WRITTEN REQUEST: Keep only those lines of the records that include the string "over".

DATA ROWS:
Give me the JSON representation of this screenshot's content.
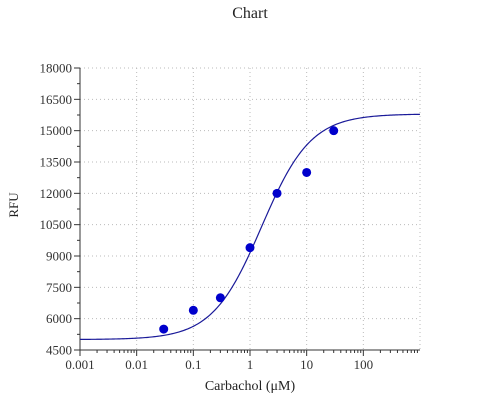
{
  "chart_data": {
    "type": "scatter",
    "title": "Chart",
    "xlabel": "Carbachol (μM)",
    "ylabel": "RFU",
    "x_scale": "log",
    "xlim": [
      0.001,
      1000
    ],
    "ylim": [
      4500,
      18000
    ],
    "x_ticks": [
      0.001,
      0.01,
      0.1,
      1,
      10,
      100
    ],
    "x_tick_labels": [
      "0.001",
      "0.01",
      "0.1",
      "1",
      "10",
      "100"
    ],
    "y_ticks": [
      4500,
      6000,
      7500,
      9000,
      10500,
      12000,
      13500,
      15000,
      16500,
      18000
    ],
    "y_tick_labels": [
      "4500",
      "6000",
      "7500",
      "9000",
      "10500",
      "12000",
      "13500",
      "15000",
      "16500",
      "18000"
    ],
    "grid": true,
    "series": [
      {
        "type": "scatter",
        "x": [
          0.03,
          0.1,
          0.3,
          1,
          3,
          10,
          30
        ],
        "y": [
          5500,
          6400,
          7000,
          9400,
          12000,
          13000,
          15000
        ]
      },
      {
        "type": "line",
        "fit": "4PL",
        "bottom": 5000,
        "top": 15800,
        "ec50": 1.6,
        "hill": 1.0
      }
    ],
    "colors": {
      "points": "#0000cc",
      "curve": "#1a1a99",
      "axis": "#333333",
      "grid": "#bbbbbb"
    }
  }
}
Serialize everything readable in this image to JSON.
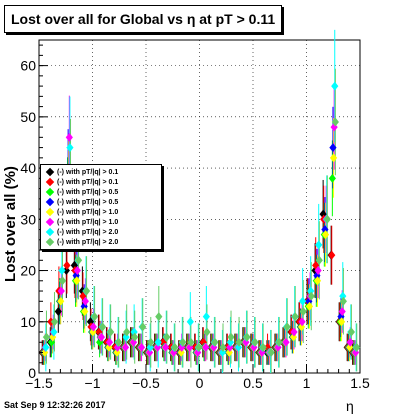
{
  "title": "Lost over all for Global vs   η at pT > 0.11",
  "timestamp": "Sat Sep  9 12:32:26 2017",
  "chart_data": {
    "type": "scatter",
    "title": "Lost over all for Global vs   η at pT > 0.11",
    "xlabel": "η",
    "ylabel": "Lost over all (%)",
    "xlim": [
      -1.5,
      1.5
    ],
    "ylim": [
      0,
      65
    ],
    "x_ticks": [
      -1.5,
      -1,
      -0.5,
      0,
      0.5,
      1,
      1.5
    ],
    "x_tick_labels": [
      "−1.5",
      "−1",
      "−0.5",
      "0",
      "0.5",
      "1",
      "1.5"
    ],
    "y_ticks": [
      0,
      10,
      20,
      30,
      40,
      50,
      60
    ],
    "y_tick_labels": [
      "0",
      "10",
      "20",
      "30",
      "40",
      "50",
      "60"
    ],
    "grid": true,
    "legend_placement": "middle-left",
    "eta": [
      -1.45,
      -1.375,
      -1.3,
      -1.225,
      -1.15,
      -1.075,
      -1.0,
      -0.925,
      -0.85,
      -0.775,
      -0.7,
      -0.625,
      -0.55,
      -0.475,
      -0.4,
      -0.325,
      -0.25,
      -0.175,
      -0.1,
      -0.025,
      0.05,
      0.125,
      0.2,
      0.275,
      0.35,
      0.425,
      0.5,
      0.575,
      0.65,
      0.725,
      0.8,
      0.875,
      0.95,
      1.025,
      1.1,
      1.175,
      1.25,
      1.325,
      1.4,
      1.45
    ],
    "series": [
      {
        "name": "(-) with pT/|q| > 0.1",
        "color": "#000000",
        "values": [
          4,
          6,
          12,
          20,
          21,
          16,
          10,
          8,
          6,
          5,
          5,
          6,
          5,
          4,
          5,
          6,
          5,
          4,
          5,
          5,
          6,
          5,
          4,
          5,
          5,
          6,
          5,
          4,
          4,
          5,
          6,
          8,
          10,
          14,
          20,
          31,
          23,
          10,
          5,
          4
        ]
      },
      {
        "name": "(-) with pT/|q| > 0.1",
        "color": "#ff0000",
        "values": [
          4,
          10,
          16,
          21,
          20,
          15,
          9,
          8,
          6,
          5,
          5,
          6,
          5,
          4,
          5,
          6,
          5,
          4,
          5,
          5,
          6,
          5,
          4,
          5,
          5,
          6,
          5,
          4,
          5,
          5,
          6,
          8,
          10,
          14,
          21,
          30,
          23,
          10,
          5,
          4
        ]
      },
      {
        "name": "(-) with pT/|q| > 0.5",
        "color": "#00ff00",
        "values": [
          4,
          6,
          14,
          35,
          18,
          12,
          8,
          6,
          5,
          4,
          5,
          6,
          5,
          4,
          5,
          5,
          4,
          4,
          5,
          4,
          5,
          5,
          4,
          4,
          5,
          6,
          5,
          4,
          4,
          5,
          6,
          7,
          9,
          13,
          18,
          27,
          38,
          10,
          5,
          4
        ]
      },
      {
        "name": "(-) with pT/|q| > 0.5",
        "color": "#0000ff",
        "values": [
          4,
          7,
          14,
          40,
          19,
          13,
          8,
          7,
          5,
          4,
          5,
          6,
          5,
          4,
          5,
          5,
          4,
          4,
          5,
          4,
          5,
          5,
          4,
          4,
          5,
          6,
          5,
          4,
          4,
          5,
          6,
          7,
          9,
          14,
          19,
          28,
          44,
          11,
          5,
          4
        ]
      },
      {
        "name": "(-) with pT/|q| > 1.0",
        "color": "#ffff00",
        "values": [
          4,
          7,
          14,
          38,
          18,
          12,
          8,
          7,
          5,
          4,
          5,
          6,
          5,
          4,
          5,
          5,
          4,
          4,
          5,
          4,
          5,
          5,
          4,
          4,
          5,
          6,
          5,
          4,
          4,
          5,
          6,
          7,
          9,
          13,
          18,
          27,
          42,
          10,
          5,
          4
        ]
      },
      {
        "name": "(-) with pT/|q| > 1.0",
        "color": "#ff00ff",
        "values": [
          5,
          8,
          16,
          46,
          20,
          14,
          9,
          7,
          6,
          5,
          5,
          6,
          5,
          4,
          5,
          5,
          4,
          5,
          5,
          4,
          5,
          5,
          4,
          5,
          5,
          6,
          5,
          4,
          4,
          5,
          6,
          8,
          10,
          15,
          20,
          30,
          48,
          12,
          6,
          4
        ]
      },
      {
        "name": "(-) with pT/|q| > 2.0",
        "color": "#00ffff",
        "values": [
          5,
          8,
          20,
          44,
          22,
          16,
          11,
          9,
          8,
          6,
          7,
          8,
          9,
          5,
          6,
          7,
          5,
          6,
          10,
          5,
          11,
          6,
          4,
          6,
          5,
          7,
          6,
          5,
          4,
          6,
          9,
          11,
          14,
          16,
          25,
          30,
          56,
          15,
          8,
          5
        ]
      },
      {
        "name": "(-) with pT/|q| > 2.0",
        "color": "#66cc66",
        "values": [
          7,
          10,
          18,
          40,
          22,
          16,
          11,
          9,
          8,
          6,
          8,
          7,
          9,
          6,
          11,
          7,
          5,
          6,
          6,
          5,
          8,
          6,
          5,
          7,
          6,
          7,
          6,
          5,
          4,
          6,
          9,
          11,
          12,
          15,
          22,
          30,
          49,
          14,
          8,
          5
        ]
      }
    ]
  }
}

---

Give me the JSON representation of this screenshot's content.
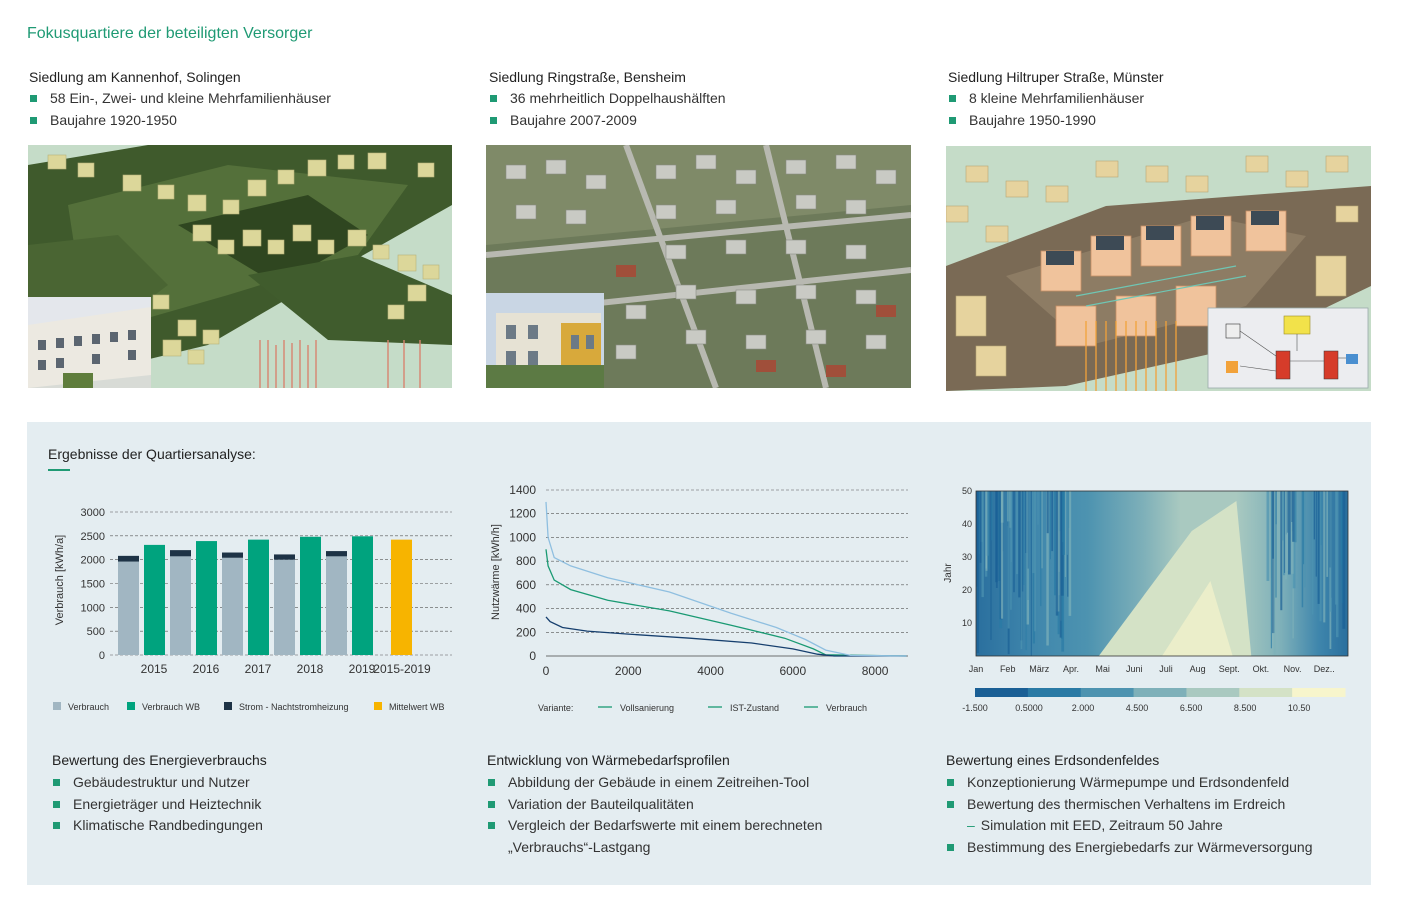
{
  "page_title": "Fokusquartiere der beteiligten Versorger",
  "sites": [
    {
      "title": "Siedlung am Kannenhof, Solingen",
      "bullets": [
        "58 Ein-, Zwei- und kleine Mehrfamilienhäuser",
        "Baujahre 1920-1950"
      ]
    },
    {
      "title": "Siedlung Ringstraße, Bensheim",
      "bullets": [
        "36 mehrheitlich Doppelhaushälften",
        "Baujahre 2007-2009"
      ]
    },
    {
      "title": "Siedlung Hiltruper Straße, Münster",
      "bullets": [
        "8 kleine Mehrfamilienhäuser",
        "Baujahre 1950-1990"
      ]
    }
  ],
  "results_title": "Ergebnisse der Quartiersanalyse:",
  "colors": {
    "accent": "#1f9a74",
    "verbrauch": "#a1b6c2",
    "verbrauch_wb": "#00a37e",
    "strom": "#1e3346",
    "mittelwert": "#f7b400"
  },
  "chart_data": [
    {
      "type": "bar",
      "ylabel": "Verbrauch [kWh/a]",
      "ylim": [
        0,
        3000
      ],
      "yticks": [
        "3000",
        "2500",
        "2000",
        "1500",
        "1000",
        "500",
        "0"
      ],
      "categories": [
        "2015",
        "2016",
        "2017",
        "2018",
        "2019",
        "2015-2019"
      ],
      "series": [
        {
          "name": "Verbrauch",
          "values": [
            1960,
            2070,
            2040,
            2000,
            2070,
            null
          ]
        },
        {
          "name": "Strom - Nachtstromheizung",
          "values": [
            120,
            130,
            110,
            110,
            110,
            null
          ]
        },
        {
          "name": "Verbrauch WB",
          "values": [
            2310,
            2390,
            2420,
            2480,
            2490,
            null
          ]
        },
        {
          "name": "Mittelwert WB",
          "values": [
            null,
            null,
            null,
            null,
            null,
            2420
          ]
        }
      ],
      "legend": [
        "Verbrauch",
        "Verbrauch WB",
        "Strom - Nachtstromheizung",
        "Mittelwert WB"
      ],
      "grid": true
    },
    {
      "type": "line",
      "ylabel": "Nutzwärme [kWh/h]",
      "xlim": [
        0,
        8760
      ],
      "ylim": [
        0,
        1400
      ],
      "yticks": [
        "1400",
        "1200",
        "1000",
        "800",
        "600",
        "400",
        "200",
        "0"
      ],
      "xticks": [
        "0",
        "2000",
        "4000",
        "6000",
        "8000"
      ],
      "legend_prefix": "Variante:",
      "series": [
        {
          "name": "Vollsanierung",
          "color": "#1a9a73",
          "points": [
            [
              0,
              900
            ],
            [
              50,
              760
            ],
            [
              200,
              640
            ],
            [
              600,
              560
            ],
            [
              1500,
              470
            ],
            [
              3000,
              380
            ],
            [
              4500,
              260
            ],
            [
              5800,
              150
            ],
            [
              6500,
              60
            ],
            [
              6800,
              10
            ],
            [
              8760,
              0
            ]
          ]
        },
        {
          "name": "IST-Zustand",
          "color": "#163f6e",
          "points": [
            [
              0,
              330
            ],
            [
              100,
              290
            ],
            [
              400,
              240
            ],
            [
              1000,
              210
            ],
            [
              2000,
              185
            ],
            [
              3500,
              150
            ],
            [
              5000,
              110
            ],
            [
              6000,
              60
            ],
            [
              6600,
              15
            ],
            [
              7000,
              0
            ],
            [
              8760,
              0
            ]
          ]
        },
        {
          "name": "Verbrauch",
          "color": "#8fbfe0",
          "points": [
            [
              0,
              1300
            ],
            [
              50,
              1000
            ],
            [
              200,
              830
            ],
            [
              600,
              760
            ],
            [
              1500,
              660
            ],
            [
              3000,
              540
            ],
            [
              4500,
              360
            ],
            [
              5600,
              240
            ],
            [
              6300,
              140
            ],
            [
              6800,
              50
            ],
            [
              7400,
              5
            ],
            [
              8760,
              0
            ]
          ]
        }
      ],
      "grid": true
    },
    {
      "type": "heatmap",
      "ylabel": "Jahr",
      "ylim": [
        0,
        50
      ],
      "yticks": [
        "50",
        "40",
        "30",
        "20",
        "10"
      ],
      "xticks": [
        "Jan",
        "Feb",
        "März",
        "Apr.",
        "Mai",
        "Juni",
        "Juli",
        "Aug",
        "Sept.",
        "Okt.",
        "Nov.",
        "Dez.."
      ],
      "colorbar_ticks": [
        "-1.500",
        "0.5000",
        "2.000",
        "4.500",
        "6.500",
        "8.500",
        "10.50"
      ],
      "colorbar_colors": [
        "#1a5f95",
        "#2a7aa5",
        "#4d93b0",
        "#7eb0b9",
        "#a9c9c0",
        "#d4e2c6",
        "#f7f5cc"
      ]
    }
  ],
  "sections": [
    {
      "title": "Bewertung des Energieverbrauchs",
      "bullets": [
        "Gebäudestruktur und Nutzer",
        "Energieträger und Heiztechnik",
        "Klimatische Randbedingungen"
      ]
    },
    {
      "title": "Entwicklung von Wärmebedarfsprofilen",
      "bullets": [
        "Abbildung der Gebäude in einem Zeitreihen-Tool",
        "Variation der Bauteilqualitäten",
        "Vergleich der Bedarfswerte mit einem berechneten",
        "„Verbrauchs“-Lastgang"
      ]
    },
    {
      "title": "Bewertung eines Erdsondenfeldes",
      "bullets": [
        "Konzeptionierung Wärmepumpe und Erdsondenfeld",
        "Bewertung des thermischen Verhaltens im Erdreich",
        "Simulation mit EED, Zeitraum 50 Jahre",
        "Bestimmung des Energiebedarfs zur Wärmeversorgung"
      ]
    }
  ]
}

EXPECTED ANSWER:
  "title": "Lost over all for Global vs   η at pT > 0.11",
    "title": "Lost over all for Global vs   η at pT > 0.11",
    "ylabel": "Lost over all (%)",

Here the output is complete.